** START **

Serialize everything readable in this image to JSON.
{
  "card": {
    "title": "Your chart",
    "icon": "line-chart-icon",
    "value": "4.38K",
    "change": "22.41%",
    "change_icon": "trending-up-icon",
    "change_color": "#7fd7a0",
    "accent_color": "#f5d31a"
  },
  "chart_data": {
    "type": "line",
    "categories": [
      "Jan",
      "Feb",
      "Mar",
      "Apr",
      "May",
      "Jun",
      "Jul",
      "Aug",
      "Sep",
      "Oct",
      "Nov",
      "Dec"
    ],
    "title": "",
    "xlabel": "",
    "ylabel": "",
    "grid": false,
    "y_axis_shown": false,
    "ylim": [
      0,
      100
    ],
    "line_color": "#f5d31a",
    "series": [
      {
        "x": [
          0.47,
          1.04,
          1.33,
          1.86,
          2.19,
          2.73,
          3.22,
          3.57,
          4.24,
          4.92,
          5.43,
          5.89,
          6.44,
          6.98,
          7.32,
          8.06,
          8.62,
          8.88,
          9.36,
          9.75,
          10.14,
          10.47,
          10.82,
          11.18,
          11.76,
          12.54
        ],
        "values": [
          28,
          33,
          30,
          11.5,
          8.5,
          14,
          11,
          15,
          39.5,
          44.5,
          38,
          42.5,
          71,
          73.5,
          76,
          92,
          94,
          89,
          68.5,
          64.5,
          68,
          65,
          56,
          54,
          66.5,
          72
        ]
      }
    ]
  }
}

** END **

**Written instruction**
Each entry above is to be set down again in exactly the same words.

**Worked answer**
Serialize everything readable in this image to JSON.
{
  "card": {
    "title": "Your chart",
    "icon": "line-chart-icon",
    "value": "4.38K",
    "change": "22.41%",
    "change_icon": "trending-up-icon",
    "change_color": "#7fd7a0",
    "accent_color": "#f5d31a"
  },
  "chart_data": {
    "type": "line",
    "categories": [
      "Jan",
      "Feb",
      "Mar",
      "Apr",
      "May",
      "Jun",
      "Jul",
      "Aug",
      "Sep",
      "Oct",
      "Nov",
      "Dec"
    ],
    "title": "",
    "xlabel": "",
    "ylabel": "",
    "grid": false,
    "y_axis_shown": false,
    "ylim": [
      0,
      100
    ],
    "line_color": "#f5d31a",
    "series": [
      {
        "x": [
          0.47,
          1.04,
          1.33,
          1.86,
          2.19,
          2.73,
          3.22,
          3.57,
          4.24,
          4.92,
          5.43,
          5.89,
          6.44,
          6.98,
          7.32,
          8.06,
          8.62,
          8.88,
          9.36,
          9.75,
          10.14,
          10.47,
          10.82,
          11.18,
          11.76,
          12.54
        ],
        "values": [
          28,
          33,
          30,
          11.5,
          8.5,
          14,
          11,
          15,
          39.5,
          44.5,
          38,
          42.5,
          71,
          73.5,
          76,
          92,
          94,
          89,
          68.5,
          64.5,
          68,
          65,
          56,
          54,
          66.5,
          72
        ]
      }
    ]
  }
}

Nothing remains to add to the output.